▶ [GOAL OF THE EXERCISE]: Please give the data below again in full, exactly as it stands.

▶ [DATA TO PROCESS]:
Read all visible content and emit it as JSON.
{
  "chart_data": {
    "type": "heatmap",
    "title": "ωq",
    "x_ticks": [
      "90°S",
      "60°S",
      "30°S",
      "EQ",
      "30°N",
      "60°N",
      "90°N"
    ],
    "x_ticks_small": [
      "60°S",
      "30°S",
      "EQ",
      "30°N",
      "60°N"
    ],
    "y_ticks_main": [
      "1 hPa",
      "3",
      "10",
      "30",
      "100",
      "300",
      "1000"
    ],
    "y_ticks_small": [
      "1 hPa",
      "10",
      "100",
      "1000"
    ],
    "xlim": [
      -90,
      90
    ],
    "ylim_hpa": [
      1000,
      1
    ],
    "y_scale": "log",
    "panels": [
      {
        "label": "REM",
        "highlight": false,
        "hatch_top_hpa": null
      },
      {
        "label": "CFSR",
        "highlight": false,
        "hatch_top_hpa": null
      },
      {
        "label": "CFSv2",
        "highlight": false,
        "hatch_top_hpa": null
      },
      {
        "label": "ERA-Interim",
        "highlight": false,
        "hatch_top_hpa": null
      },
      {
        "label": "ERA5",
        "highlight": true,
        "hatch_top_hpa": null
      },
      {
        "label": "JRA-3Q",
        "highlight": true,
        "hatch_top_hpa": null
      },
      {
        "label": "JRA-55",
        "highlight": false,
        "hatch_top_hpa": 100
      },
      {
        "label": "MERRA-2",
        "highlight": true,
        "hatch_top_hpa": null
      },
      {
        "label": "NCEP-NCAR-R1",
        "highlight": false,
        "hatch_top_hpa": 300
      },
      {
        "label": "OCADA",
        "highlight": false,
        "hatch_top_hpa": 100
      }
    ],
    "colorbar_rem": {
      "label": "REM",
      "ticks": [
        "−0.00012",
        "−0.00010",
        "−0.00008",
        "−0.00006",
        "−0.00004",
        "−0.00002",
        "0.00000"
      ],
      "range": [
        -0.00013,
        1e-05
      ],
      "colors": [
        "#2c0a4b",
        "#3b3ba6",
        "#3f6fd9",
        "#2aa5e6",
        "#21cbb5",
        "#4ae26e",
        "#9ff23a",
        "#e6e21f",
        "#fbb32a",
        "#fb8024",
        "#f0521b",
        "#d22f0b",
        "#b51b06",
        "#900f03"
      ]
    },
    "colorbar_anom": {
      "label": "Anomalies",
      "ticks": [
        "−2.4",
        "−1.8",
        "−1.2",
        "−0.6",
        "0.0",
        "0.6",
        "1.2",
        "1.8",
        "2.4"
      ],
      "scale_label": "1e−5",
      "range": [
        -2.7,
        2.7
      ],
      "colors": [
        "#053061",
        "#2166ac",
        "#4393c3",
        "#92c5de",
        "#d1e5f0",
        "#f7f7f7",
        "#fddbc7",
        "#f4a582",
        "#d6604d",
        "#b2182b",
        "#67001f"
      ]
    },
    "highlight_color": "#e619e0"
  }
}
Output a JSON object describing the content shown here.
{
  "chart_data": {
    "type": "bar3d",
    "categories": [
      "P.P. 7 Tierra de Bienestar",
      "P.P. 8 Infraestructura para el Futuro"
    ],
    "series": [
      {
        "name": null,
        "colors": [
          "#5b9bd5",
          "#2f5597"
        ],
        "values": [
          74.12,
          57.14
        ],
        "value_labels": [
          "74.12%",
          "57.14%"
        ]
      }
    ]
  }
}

▶ [RESULT BELOW]:
Read all visible content and emit it as JSON.
{
  "chart_data": {
    "type": "heatmap",
    "title": "ωq",
    "x_ticks": [
      "90°S",
      "60°S",
      "30°S",
      "EQ",
      "30°N",
      "60°N",
      "90°N"
    ],
    "x_ticks_small": [
      "60°S",
      "30°S",
      "EQ",
      "30°N",
      "60°N"
    ],
    "y_ticks_main": [
      "1 hPa",
      "3",
      "10",
      "30",
      "100",
      "300",
      "1000"
    ],
    "y_ticks_small": [
      "1 hPa",
      "10",
      "100",
      "1000"
    ],
    "xlim": [
      -90,
      90
    ],
    "ylim_hpa": [
      1000,
      1
    ],
    "y_scale": "log",
    "panels": [
      {
        "label": "REM",
        "highlight": false,
        "hatch_top_hpa": null
      },
      {
        "label": "CFSR",
        "highlight": false,
        "hatch_top_hpa": null
      },
      {
        "label": "CFSv2",
        "highlight": false,
        "hatch_top_hpa": null
      },
      {
        "label": "ERA-Interim",
        "highlight": false,
        "hatch_top_hpa": null
      },
      {
        "label": "ERA5",
        "highlight": true,
        "hatch_top_hpa": null
      },
      {
        "label": "JRA-3Q",
        "highlight": true,
        "hatch_top_hpa": null
      },
      {
        "label": "JRA-55",
        "highlight": false,
        "hatch_top_hpa": 100
      },
      {
        "label": "MERRA-2",
        "highlight": true,
        "hatch_top_hpa": null
      },
      {
        "label": "NCEP-NCAR-R1",
        "highlight": false,
        "hatch_top_hpa": 300
      },
      {
        "label": "OCADA",
        "highlight": false,
        "hatch_top_hpa": 100
      }
    ],
    "colorbar_rem": {
      "label": "REM",
      "ticks": [
        "−0.00012",
        "−0.00010",
        "−0.00008",
        "−0.00006",
        "−0.00004",
        "−0.00002",
        "0.00000"
      ],
      "range": [
        -0.00013,
        1e-05
      ],
      "colors": [
        "#2c0a4b",
        "#3b3ba6",
        "#3f6fd9",
        "#2aa5e6",
        "#21cbb5",
        "#4ae26e",
        "#9ff23a",
        "#e6e21f",
        "#fbb32a",
        "#fb8024",
        "#f0521b",
        "#d22f0b",
        "#b51b06",
        "#900f03"
      ]
    },
    "colorbar_anom": {
      "label": "Anomalies",
      "ticks": [
        "−2.4",
        "−1.8",
        "−1.2",
        "−0.6",
        "0.0",
        "0.6",
        "1.2",
        "1.8",
        "2.4"
      ],
      "scale_label": "1e−5",
      "range": [
        -2.7,
        2.7
      ],
      "colors": [
        "#053061",
        "#2166ac",
        "#4393c3",
        "#92c5de",
        "#d1e5f0",
        "#f7f7f7",
        "#fddbc7",
        "#f4a582",
        "#d6604d",
        "#b2182b",
        "#67001f"
      ]
    },
    "highlight_color": "#e619e0"
  }
}
Output a JSON object describing the content shown here.
{
  "chart_data": {
    "type": "bar3d",
    "categories": [
      "P.P. 7 Tierra de Bienestar",
      "P.P. 8 Infraestructura para el Futuro"
    ],
    "series": [
      {
        "name": null,
        "colors": [
          "#5b9bd5",
          "#2f5597"
        ],
        "values": [
          74.12,
          57.14
        ],
        "value_labels": [
          "74.12%",
          "57.14%"
        ]
      }
    ]
  }
}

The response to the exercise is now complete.